_Extracted records_:
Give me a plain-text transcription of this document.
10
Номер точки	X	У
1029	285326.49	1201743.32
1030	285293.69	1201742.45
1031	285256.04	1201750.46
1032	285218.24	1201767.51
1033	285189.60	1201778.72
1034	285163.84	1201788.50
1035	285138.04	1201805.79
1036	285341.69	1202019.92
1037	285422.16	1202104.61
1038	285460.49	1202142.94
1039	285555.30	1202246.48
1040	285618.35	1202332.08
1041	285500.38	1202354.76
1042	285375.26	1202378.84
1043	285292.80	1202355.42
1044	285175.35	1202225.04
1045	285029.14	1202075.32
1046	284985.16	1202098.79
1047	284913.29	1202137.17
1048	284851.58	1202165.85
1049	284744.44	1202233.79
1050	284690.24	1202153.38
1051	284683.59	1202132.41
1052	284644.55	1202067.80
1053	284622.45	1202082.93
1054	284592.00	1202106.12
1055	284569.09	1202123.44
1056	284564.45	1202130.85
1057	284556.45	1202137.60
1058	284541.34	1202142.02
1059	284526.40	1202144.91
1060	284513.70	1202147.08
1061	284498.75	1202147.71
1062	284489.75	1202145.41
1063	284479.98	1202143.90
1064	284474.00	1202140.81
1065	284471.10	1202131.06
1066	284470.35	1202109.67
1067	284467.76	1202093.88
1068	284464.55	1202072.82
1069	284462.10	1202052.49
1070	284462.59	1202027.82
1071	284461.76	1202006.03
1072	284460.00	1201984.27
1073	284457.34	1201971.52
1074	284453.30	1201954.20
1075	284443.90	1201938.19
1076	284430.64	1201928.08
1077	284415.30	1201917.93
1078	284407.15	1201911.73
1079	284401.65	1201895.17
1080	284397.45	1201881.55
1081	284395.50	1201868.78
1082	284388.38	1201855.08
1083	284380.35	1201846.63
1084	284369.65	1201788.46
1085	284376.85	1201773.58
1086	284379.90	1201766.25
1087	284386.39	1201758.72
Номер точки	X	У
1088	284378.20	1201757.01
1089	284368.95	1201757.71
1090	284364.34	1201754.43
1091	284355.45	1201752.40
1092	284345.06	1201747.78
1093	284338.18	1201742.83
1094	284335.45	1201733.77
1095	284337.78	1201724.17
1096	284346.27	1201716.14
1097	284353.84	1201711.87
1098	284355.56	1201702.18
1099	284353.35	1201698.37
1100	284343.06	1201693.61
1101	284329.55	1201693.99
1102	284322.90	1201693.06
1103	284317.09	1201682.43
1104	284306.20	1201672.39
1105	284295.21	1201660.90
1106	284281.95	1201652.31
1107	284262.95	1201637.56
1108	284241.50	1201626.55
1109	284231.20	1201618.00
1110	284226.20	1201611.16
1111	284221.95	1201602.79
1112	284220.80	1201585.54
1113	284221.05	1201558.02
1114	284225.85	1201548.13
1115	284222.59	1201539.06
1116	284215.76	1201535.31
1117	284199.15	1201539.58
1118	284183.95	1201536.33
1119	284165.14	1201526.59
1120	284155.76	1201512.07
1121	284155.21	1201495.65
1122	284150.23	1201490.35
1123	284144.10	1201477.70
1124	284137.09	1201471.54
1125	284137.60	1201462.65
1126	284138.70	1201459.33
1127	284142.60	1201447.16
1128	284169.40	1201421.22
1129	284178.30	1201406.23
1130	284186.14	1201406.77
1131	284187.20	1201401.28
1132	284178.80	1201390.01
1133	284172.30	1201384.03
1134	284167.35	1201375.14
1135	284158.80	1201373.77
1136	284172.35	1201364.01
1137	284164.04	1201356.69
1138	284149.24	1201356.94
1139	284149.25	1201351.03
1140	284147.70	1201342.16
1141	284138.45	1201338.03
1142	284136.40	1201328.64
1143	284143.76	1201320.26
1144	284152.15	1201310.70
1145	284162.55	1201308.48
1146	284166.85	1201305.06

_Task goal_: Output the records above in their entirety, exactly.

_Expected output_:
Give me a plain-text transcription of this document.
10
Номер точки	X	У
1029	285326.49	1201743.32
1030	285293.69	1201742.45
1031	285256.04	1201750.46
1032	285218.24	1201767.51
1033	285189.60	1201778.72
1034	285163.84	1201788.50
1035	285138.04	1201805.79
1036	285341.69	1202019.92
1037	285422.16	1202104.61
1038	285460.49	1202142.94
1039	285555.30	1202246.48
1040	285618.35	1202332.08
1041	285500.38	1202354.76
1042	285375.26	1202378.84
1043	285292.80	1202355.42
1044	285175.35	1202225.04
1045	285029.14	1202075.32
1046	284985.16	1202098.79
1047	284913.29	1202137.17
1048	284851.58	1202165.85
1049	284744.44	1202233.79
1050	284690.24	1202153.38
1051	284683.59	1202132.41
1052	284644.55	1202067.80
1053	284622.45	1202082.93
1054	284592.00	1202106.12
1055	284569.09	1202123.44
1056	284564.45	1202130.85
1057	284556.45	1202137.60
1058	284541.34	1202142.02
1059	284526.40	1202144.91
1060	284513.70	1202147.08
1061	284498.75	1202147.71
1062	284489.75	1202145.41
1063	284479.98	1202143.90
1064	284474.00	1202140.81
1065	284471.10	1202131.06
1066	284470.35	1202109.67
1067	284467.76	1202093.88
1068	284464.55	1202072.82
1069	284462.10	1202052.49
1070	284462.59	1202027.82
1071	284461.76	1202006.03
1072	284460.00	1201984.27
1073	284457.34	1201971.52
1074	284453.30	1201954.20
1075	284443.90	1201938.19
1076	284430.64	1201928.08
1077	284415.30	1201917.93
1078	284407.15	1201911.73
1079	284401.65	1201895.17
1080	284397.45	1201881.55
1081	284395.50	1201868.78
1082	284388.38	1201855.08
1083	284380.35	1201846.63
1084	284369.65	1201788.46
1085	284376.85	1201773.58
1086	284379.90	1201766.25
1087	284386.39	1201758.72
Номер точки	X	У
1088	284378.20	1201757.01
1089	284368.95	1201757.71
1090	284364.34	1201754.43
1091	284355.45	1201752.40
1092	284345.06	1201747.78
1093	284338.18	1201742.83
1094	284335.45	1201733.77
1095	284337.78	1201724.17
1096	284346.27	1201716.14
1097	284353.84	1201711.87
1098	284355.56	1201702.18
1099	284353.35	1201698.37
1100	284343.06	1201693.61
1101	284329.55	1201693.99
1102	284322.90	1201693.06
1103	284317.09	1201682.43
1104	284306.20	1201672.39
1105	284295.21	1201660.90
1106	284281.95	1201652.31
1107	284262.95	1201637.56
1108	284241.50	1201626.55
1109	284231.20	1201618.00
1110	284226.20	1201611.16
1111	284221.95	1201602.79
1112	284220.80	1201585.54
1113	284221.05	1201558.02
1114	284225.85	1201548.13
1115	284222.59	1201539.06
1116	284215.76	1201535.31
1117	284199.15	1201539.58
1118	284183.95	1201536.33
1119	284165.14	1201526.59
1120	284155.76	1201512.07
1121	284155.21	1201495.65
1122	284150.23	1201490.35
1123	284144.10	1201477.70
1124	284137.09	1201471.54
1125	284137.60	1201462.65
1126	284138.70	1201459.33
1127	284142.60	1201447.16
1128	284169.40	1201421.22
1129	284178.30	1201406.23
1130	284186.14	1201406.77
1131	284187.20	1201401.28
1132	284178.80	1201390.01
1133	284172.30	1201384.03
1134	284167.35	1201375.14
1135	284158.80	1201373.77
1136	284172.35	1201364.01
1137	284164.04	1201356.69
1138	284149.24	1201356.94
1139	284149.25	1201351.03
1140	284147.70	1201342.16
1141	284138.45	1201338.03
1142	284136.40	1201328.64
1143	284143.76	1201320.26
1144	284152.15	1201310.70
1145	284162.55	1201308.48
1146	284166.85	1201305.06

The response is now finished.